--- EXTRAIT DU TEXTE ---
En 1973 avait été diffusée la première émission de téléréalité, An american family, qui suivait la vie d'un couple et de ses cinq enfants durant dix épisodes ; le succès avait été immense, en plus de susciter la curiosité de manière sociologique. Un philosophe comme Jean Baudrillard s'était même intéressé au phénomène.
Son impact sur la société sera considérable, au point que l'acteur et comique Albert Brooks va décider d'en faire le thème de son premier film comme réalisateur, qui parodie l'émission. A savoir suivre durant une année une famille ordinaire, les Yeager, à l'aide de caméras disséminés dans la maison et de cameraman, ainsi que par la présence du producteur, joué par Albert Brooks, et dont son personnage s'appelle... Albert Brooks ! Seulement, l'interventionnisme de ce dernier dans le show va être de plus en plus important, jusqu'à intervenir dans la vie de la famille.

Entrées enregistrées:
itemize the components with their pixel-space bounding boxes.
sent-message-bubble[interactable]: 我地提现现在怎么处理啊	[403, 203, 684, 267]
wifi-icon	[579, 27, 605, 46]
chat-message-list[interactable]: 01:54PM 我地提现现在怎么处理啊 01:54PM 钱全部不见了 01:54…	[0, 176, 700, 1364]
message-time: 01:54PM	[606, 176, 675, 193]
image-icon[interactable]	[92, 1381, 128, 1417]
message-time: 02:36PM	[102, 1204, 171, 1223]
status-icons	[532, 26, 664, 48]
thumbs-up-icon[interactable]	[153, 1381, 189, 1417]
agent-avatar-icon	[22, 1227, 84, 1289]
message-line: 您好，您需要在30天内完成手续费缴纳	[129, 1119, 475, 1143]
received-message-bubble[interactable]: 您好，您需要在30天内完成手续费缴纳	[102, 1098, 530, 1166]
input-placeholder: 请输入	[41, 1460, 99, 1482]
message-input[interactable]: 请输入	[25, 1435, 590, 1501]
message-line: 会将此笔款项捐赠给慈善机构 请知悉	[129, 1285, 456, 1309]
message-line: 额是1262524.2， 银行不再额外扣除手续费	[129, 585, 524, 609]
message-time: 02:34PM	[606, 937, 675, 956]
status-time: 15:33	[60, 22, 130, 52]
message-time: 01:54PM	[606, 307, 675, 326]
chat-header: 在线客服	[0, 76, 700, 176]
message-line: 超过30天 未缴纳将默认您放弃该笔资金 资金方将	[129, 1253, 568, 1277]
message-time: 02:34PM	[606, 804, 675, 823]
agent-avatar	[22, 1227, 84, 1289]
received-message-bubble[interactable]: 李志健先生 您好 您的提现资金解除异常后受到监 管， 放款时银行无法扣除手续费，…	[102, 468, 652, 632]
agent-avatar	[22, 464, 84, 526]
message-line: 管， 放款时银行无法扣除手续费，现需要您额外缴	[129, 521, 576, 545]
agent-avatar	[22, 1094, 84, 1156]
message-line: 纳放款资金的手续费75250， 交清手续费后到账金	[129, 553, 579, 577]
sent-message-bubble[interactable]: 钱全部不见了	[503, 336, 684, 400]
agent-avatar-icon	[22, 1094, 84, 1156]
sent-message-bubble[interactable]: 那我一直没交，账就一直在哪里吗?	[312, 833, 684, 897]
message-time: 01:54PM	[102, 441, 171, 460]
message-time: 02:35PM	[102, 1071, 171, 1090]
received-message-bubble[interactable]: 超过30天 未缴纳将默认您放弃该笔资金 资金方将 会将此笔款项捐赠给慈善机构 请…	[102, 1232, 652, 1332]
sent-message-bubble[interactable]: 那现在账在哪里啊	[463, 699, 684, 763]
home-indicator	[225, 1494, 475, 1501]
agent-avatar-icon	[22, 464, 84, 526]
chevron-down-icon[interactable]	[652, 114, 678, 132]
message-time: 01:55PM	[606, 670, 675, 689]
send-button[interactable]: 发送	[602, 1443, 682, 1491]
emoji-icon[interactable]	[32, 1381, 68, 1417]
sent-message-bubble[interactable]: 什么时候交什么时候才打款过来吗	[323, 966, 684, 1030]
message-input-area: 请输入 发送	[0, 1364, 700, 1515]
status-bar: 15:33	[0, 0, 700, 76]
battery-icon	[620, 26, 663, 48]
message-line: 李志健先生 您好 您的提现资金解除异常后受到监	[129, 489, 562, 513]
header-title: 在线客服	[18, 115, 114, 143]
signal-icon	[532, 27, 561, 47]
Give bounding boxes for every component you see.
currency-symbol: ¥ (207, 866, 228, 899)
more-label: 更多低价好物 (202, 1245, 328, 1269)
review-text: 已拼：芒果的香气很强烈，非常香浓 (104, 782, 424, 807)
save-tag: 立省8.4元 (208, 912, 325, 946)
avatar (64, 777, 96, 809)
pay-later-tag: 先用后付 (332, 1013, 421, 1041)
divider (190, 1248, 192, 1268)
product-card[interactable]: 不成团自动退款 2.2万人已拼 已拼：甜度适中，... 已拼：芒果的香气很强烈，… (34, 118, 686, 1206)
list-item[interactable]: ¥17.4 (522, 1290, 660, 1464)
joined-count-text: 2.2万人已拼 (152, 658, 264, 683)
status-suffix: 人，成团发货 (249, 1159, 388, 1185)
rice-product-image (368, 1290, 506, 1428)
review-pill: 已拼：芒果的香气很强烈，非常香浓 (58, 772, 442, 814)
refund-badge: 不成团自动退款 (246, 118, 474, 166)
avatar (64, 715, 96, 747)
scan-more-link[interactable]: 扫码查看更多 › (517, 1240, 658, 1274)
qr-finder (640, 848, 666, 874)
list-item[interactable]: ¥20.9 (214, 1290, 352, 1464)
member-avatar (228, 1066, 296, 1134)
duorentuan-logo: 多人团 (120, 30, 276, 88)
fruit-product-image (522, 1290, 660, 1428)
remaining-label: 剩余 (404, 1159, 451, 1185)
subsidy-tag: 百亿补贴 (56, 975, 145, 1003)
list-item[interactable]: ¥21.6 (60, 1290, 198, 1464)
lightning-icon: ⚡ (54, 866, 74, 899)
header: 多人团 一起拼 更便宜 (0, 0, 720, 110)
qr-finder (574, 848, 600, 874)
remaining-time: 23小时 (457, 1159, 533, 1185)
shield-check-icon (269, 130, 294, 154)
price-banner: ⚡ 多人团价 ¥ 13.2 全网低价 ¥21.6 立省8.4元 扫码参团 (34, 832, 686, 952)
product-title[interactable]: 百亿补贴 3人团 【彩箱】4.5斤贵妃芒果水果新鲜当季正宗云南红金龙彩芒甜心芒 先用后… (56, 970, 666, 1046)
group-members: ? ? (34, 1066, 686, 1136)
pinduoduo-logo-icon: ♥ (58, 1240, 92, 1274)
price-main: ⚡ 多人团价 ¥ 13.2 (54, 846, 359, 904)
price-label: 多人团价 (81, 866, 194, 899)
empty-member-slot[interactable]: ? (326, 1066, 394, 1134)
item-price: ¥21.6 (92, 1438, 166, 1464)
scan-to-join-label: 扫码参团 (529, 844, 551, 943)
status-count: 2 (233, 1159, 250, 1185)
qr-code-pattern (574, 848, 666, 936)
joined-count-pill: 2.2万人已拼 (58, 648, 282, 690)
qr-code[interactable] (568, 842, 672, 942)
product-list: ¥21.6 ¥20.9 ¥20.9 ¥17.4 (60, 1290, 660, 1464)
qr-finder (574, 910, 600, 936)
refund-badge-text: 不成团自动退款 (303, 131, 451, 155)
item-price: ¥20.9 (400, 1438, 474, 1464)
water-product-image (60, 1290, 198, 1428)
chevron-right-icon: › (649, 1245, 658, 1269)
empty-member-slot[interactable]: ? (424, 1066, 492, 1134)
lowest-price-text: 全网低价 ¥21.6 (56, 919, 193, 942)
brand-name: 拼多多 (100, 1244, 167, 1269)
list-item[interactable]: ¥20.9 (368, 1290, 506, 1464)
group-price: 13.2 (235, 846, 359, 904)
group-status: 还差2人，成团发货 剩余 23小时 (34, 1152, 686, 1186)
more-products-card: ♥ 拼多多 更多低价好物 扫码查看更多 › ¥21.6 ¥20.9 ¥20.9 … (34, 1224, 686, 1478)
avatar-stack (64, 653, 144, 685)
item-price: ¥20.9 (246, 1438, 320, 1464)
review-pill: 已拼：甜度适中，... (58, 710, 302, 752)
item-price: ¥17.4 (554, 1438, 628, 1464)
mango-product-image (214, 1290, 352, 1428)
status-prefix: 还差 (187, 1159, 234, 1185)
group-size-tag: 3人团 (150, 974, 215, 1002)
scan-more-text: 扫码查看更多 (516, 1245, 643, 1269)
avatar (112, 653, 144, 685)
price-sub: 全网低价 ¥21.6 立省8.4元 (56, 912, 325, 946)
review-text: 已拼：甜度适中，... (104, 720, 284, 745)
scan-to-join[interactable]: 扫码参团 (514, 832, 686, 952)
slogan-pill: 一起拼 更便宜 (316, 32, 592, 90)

--- QUESTIONS ---
1) Recopiez fidèlement le passage de l'extrait sur la téléréalité qui commence par "En 1973 avait" et se termine par "de la famille.".
2) Poursuivez l'extrait sur la téléréalité à partir de sa dernière phrase.
Ces données proviennent d'une autre source.

--- LISTE DES RÉPONSES ---
1)
En 1973 avait été diffusée la première émission de téléréalité, An american family, qui suivait la vie d'un couple et de ses cinq enfants durant dix épisodes ; le succès avait été immense, en plus de susciter la curiosité de manière sociologique. Un philosophe comme Jean Baudrillard s'était même intéressé au phénomène.
Son impact sur la société sera considérable, au point que l'acteur et comique Albert Brooks va décider d'en faire le thème de son premier film comme réalisateur, qui parodie l'émission. A savoir suivre durant une année une famille ordinaire, les Yeager, à l'aide de caméras disséminés dans la maison et de cameraman, ainsi que par la présence du producteur, joué par Albert Brooks, et dont son personnage s'appelle... Albert Brooks ! Seulement, l'interventionnisme de ce dernier dans le show va être de plus en plus important, jusqu'à intervenir dans la vie de la famille.

2)
Il est fou de constater que Albert Brooks va ainsi reprendre des codes de la téléréalité avec des décennies d'avance, voire à s'en moquer, car les cameramen portent littéralement leur caméra à la place de leur tête, comme s'ils avaient une combinaison : une sorte de Dziga Vertov des années 1970 ! C'est très drôle, voire parfois méchant (voir le rôle des psychologues qui sont de plus en plus consternés par l'émission), avec des scènes où par exemple l'équipe de tournage s'introduit dans le cabinet du vétérinaire joué par Charles Grodin afin de filmer une opération sur un cheval, le tout sans aucune éthique ni délicatesse pourvu qu'on ramène des choses trash. Ou alors à provoquer des émotions dans la famille, jusqu'à ce que l'interventionnisme d'Albert Brooks va aller trop loin et mettre littéralement le feu aux poudres.
Le film est inédit en France, ressorti de l'oubli grâce à Criterion, mais il faut saluer le flair de Brooks à raconter cette histoire visionnaire en diable, qui raconte en quelque sorte notre époque avec des décennies d'avance, et ce avec justesse, parfois avec méchanceté, mais c'est vraiment jubilatoire.